"""
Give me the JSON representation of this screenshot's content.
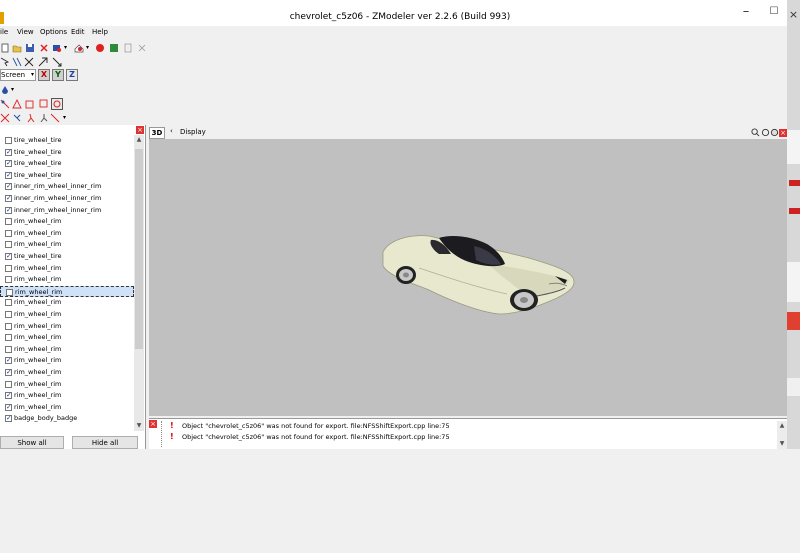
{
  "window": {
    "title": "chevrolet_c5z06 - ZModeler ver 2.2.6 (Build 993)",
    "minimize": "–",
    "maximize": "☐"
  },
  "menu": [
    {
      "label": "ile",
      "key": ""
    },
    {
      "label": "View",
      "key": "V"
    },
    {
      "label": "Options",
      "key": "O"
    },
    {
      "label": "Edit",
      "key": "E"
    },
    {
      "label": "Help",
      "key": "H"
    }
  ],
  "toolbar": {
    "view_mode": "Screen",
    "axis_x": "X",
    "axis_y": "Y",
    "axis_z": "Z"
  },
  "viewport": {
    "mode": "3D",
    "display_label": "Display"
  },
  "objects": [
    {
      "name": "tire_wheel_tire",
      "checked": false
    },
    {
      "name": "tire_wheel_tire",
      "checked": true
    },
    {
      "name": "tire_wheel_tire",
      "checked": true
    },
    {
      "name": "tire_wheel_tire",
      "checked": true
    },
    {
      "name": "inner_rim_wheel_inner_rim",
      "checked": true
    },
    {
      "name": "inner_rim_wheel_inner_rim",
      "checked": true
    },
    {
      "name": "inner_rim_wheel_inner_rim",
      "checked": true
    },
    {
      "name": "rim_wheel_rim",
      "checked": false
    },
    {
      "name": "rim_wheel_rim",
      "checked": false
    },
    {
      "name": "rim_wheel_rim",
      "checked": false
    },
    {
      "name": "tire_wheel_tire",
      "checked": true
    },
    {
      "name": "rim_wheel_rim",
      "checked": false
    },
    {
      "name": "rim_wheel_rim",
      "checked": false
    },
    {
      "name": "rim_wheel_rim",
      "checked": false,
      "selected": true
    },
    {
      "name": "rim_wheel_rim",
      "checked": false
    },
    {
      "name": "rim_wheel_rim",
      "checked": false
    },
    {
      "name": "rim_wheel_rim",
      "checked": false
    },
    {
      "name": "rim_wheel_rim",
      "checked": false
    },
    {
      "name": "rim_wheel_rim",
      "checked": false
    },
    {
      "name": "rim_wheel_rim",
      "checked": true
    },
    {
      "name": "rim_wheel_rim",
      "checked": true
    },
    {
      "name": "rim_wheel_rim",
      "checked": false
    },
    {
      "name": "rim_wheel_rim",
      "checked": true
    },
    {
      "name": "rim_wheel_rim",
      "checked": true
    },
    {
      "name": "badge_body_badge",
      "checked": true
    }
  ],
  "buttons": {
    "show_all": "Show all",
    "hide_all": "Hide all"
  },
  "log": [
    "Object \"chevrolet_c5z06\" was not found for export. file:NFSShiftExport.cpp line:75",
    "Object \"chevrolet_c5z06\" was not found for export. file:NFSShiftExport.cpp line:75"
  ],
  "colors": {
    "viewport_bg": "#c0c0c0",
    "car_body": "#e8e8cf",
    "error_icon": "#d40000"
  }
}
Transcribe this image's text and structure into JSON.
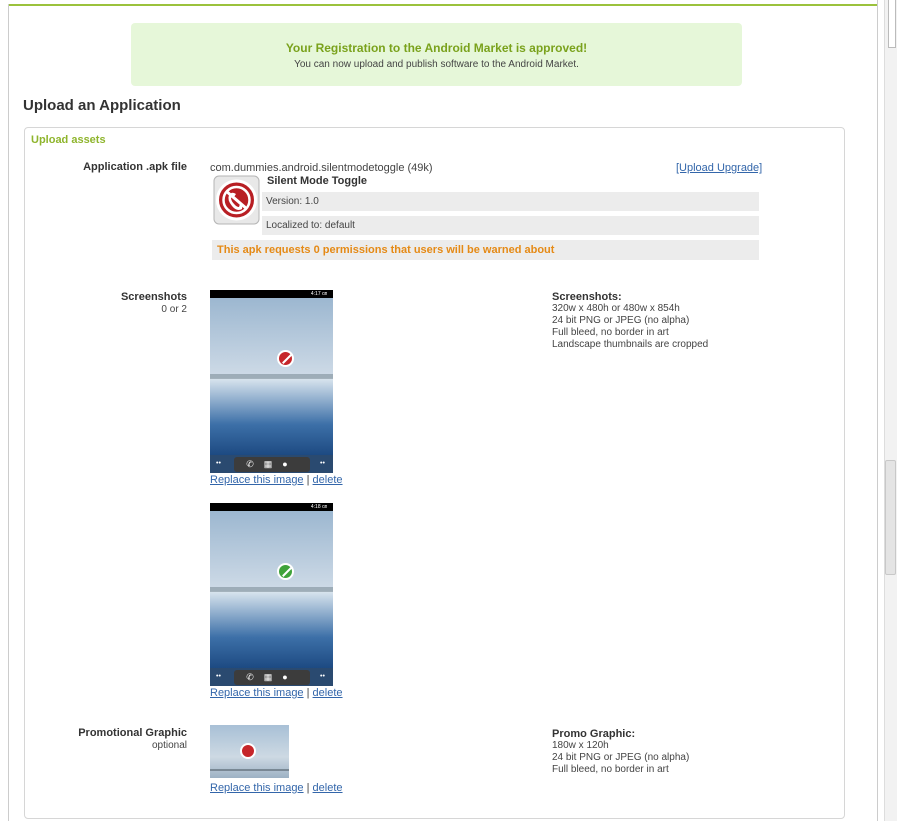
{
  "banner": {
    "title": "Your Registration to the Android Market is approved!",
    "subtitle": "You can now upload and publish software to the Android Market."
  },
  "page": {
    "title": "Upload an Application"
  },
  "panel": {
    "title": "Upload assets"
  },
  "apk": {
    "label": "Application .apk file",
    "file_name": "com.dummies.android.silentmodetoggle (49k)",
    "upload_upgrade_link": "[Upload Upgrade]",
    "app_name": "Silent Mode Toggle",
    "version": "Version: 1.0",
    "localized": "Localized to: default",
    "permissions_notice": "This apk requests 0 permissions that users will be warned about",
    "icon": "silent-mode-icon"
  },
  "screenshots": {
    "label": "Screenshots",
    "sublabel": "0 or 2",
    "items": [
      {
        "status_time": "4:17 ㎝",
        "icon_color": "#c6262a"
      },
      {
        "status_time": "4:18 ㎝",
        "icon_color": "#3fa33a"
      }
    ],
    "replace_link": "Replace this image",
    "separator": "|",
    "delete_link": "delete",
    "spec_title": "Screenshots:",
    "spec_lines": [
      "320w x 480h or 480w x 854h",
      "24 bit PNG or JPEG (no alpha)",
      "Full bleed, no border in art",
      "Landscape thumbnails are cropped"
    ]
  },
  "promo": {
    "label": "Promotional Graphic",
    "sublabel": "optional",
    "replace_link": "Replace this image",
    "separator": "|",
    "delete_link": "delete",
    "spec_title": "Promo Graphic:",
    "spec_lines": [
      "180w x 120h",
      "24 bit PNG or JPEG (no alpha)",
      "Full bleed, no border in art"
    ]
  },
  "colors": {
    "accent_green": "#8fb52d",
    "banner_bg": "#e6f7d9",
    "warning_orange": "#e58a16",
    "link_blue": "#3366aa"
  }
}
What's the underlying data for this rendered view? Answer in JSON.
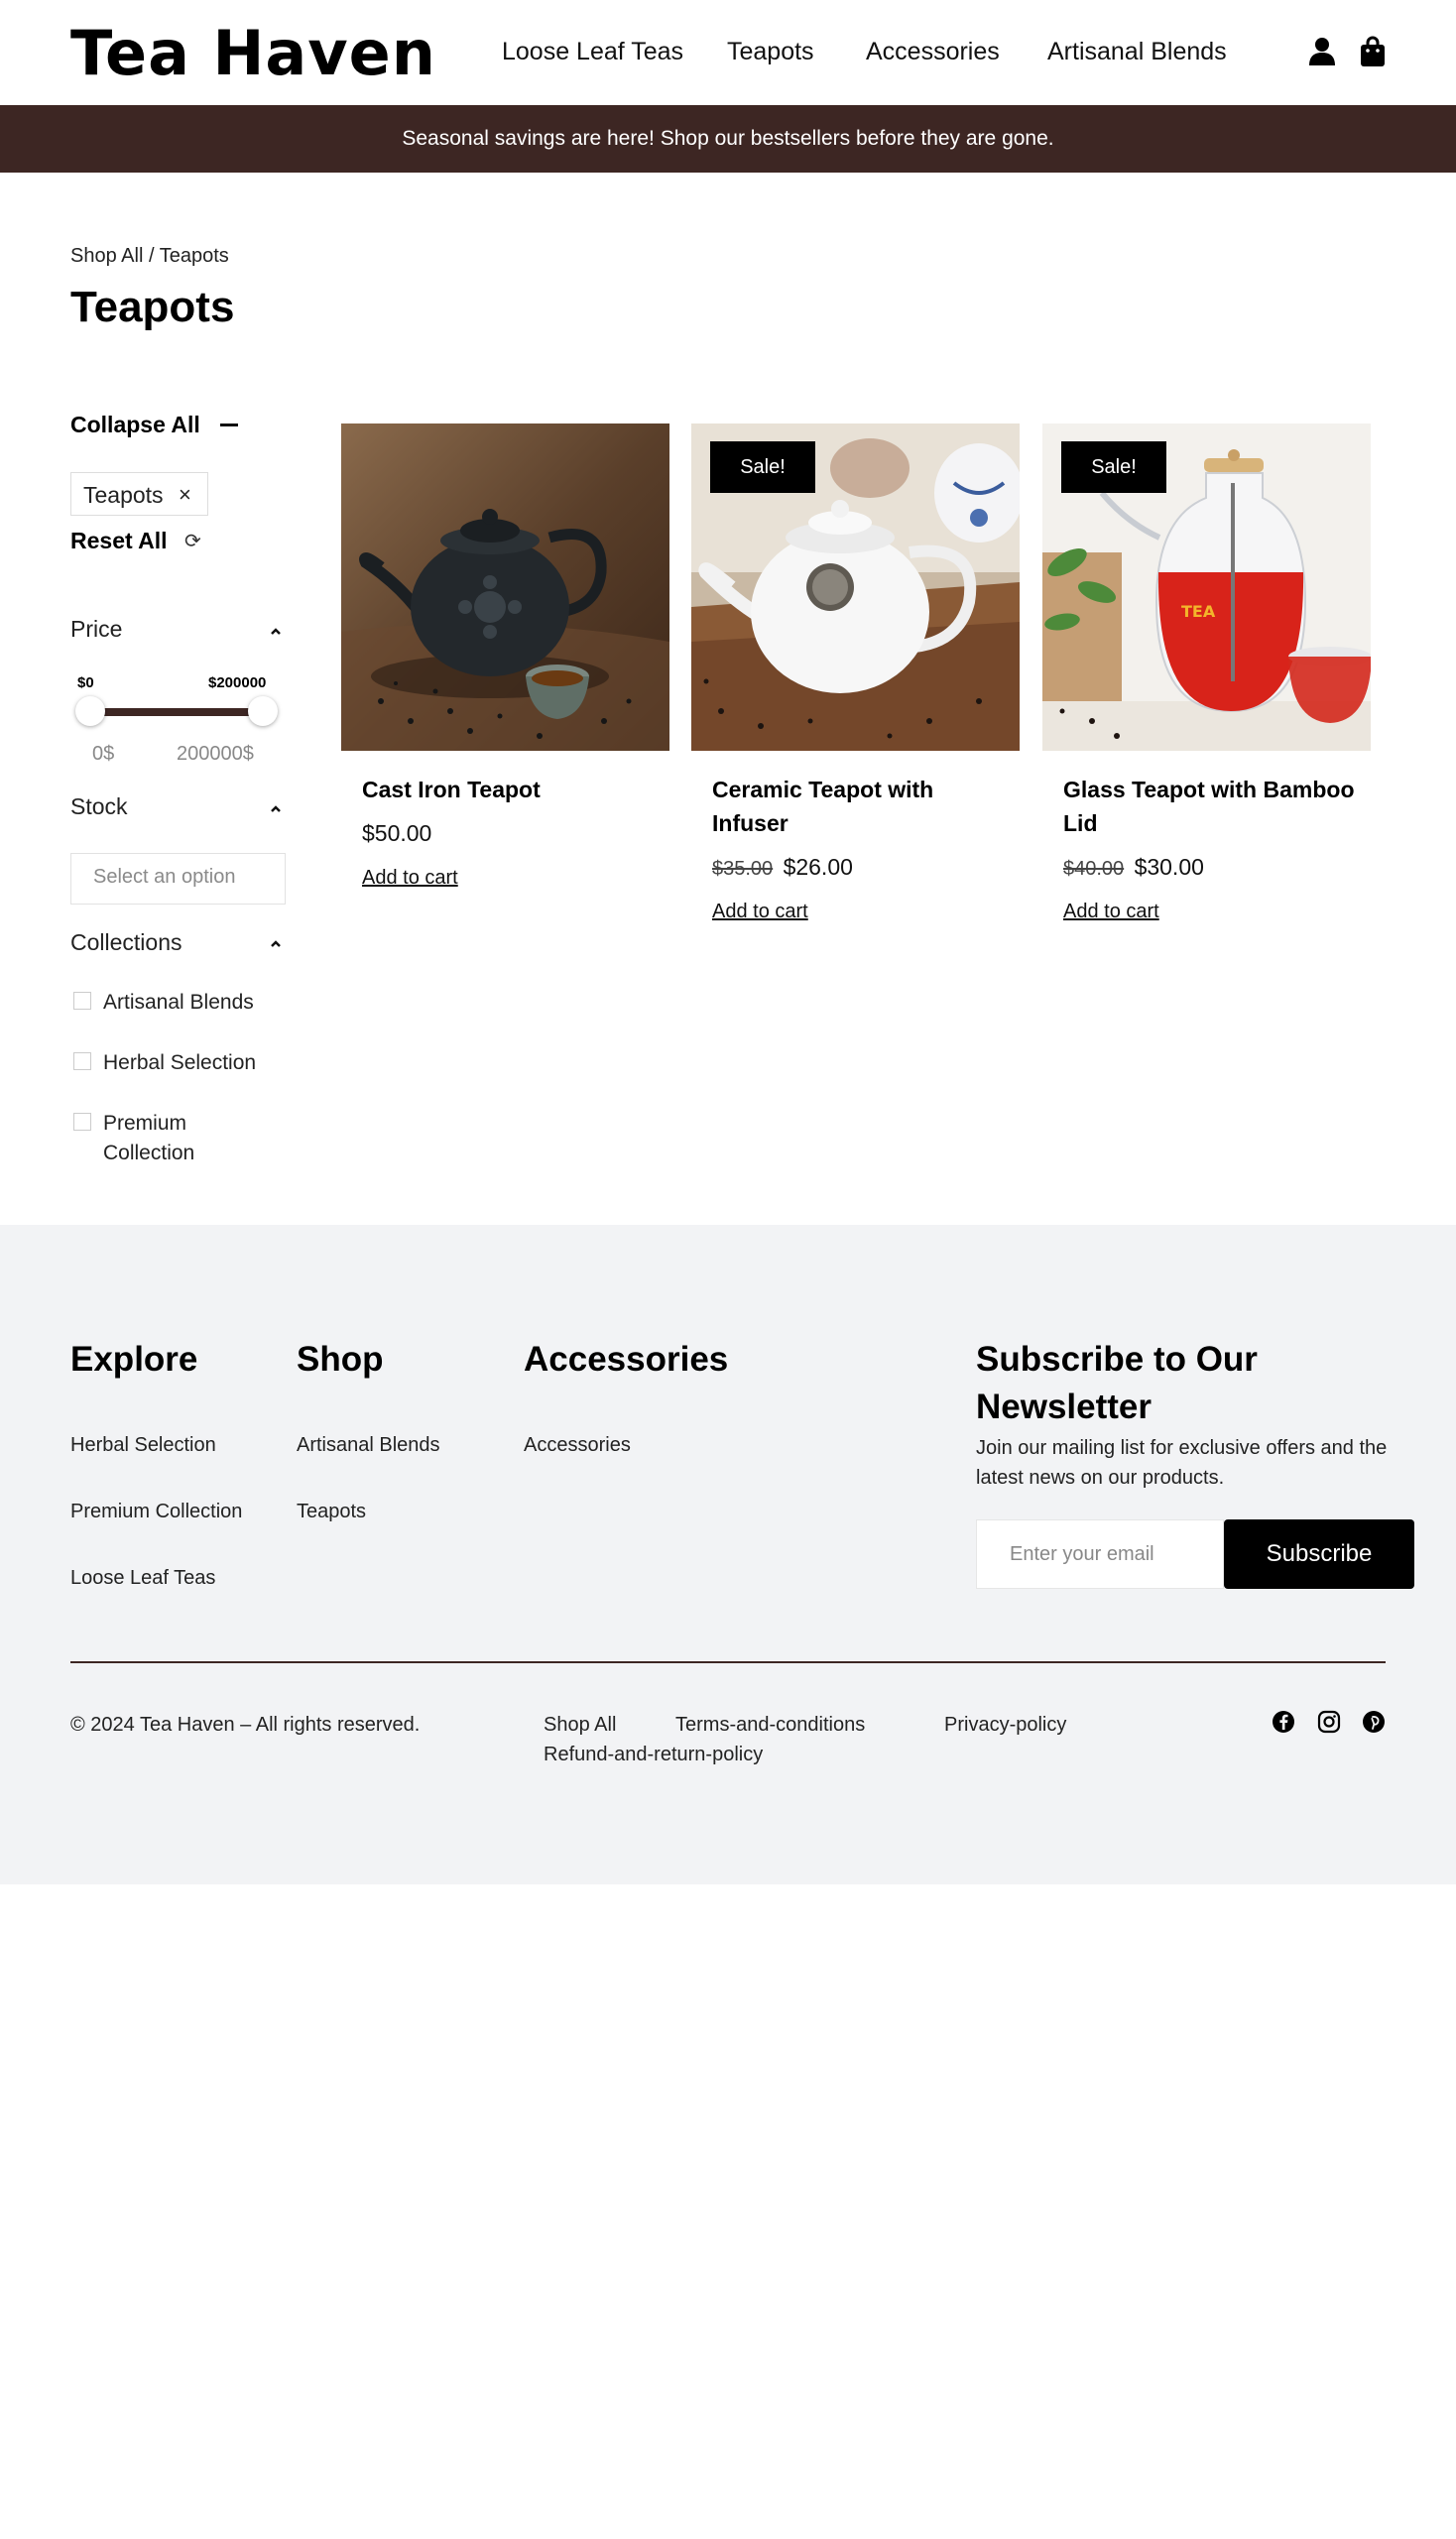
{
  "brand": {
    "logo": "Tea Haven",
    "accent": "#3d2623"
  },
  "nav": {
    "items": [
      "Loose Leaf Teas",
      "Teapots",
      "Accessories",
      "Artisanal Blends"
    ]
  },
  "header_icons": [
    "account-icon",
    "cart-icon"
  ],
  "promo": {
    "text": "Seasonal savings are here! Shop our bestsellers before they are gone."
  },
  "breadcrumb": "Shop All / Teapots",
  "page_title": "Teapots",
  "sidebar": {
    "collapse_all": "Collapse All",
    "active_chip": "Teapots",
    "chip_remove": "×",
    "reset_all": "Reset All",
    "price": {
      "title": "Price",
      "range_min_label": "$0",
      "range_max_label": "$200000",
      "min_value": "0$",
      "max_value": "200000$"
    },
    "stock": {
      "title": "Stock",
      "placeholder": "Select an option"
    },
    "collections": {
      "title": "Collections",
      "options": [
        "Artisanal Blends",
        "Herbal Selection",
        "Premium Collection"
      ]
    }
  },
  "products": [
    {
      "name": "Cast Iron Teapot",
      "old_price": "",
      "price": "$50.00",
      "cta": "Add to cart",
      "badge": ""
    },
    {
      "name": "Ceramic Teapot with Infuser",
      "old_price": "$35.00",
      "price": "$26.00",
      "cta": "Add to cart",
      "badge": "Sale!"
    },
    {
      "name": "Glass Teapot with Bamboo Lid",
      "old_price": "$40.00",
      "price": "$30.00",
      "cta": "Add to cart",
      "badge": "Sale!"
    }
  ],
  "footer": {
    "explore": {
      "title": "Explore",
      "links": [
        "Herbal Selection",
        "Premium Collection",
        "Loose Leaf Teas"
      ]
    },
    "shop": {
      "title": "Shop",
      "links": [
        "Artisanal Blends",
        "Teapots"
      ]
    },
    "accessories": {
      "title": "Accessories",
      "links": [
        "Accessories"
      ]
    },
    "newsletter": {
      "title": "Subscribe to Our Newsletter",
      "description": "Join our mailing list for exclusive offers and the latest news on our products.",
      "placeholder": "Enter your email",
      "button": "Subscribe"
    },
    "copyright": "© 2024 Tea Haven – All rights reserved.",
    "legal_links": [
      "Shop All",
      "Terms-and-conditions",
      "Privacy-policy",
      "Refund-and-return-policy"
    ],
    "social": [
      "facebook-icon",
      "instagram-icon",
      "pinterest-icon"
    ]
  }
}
"""
— TASK GOAL —
In the entries above, find every line with the word "found" and list it.

— TASK OUTPUT —
    "Object \"chevrolet_c5z06\" was not found for export. file:NFSShiftExport.cpp line:75",
    "Object \"chevrolet_c5z06\" was not found for export. file:NFSShiftExport.cpp line:75"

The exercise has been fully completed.